* Exercise details
Write the records below out again exactly as given, with no images.

++++ Records for this exercise

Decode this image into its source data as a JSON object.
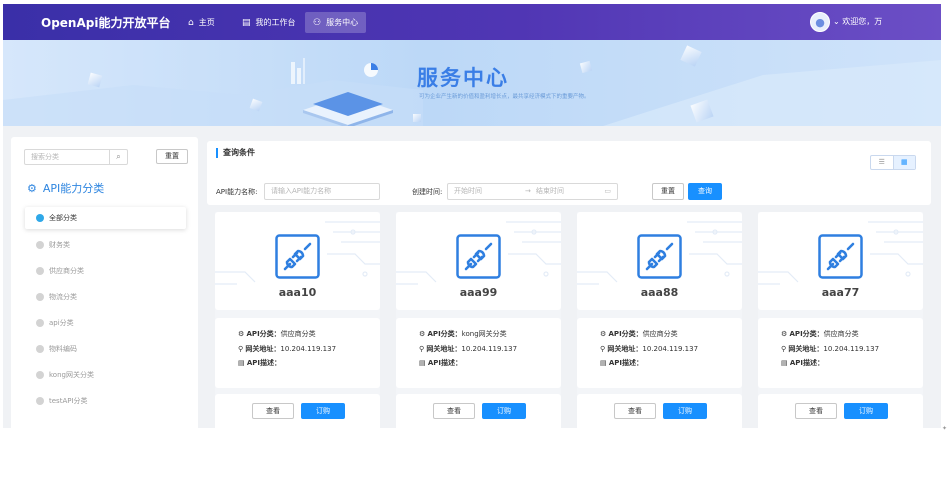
{
  "header": {
    "logo": "OpenApi能力开放平台",
    "nav": [
      {
        "label": "主页",
        "icon": "home-icon"
      },
      {
        "label": "我的工作台",
        "icon": "workbench-icon"
      },
      {
        "label": "服务中心",
        "icon": "service-icon",
        "active": true
      }
    ],
    "welcome": "欢迎您，万"
  },
  "banner": {
    "title": "服务中心",
    "subtitle": "可为企业产生新的价值和盈利增长点，最共享经济模式下的重要产物。"
  },
  "sidebar": {
    "search_placeholder": "搜索分类",
    "reset_label": "重置",
    "title": "API能力分类",
    "categories": [
      "全部分类",
      "财务类",
      "供应商分类",
      "物流分类",
      "api分类",
      "物料编码",
      "kong网关分类",
      "testAPI分类"
    ],
    "active_index": 0
  },
  "filter": {
    "title": "查询条件",
    "api_name_label": "API能力名称:",
    "api_name_placeholder": "请输入API能力名称",
    "created_label": "创建时间:",
    "start_placeholder": "开始时间",
    "arrow": "→",
    "end_placeholder": "结束时间",
    "reset_label": "重置",
    "search_label": "查询"
  },
  "card_labels": {
    "category": "API分类：",
    "gateway": "网关地址：",
    "description": "API描述：",
    "view": "查看",
    "subscribe": "订购"
  },
  "cards": [
    {
      "name": "aaa10",
      "category": "供应商分类",
      "gateway": "10.204.119.137",
      "description": ""
    },
    {
      "name": "aaa99",
      "category": "kong网关分类",
      "gateway": "10.204.119.137",
      "description": ""
    },
    {
      "name": "aaa88",
      "category": "供应商分类",
      "gateway": "10.204.119.137",
      "description": ""
    },
    {
      "name": "aaa77",
      "category": "供应商分类",
      "gateway": "10.204.119.137",
      "description": ""
    }
  ],
  "colors": {
    "header": "#4a34b0",
    "primary": "#1890ff",
    "banner_title": "#3a7ee6"
  }
}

++++++++

* Answer to this problem
Decode this image into its source data as a JSON object.
{
  "header": {
    "logo": "OpenApi能力开放平台",
    "nav": [
      {
        "label": "主页",
        "icon": "home-icon"
      },
      {
        "label": "我的工作台",
        "icon": "workbench-icon"
      },
      {
        "label": "服务中心",
        "icon": "service-icon",
        "active": true
      }
    ],
    "welcome": "欢迎您，万"
  },
  "banner": {
    "title": "服务中心",
    "subtitle": "可为企业产生新的价值和盈利增长点，最共享经济模式下的重要产物。"
  },
  "sidebar": {
    "search_placeholder": "搜索分类",
    "reset_label": "重置",
    "title": "API能力分类",
    "categories": [
      "全部分类",
      "财务类",
      "供应商分类",
      "物流分类",
      "api分类",
      "物料编码",
      "kong网关分类",
      "testAPI分类"
    ],
    "active_index": 0
  },
  "filter": {
    "title": "查询条件",
    "api_name_label": "API能力名称:",
    "api_name_placeholder": "请输入API能力名称",
    "created_label": "创建时间:",
    "start_placeholder": "开始时间",
    "arrow": "→",
    "end_placeholder": "结束时间",
    "reset_label": "重置",
    "search_label": "查询"
  },
  "card_labels": {
    "category": "API分类：",
    "gateway": "网关地址：",
    "description": "API描述：",
    "view": "查看",
    "subscribe": "订购"
  },
  "cards": [
    {
      "name": "aaa10",
      "category": "供应商分类",
      "gateway": "10.204.119.137",
      "description": ""
    },
    {
      "name": "aaa99",
      "category": "kong网关分类",
      "gateway": "10.204.119.137",
      "description": ""
    },
    {
      "name": "aaa88",
      "category": "供应商分类",
      "gateway": "10.204.119.137",
      "description": ""
    },
    {
      "name": "aaa77",
      "category": "供应商分类",
      "gateway": "10.204.119.137",
      "description": ""
    }
  ],
  "colors": {
    "header": "#4a34b0",
    "primary": "#1890ff",
    "banner_title": "#3a7ee6"
  }
}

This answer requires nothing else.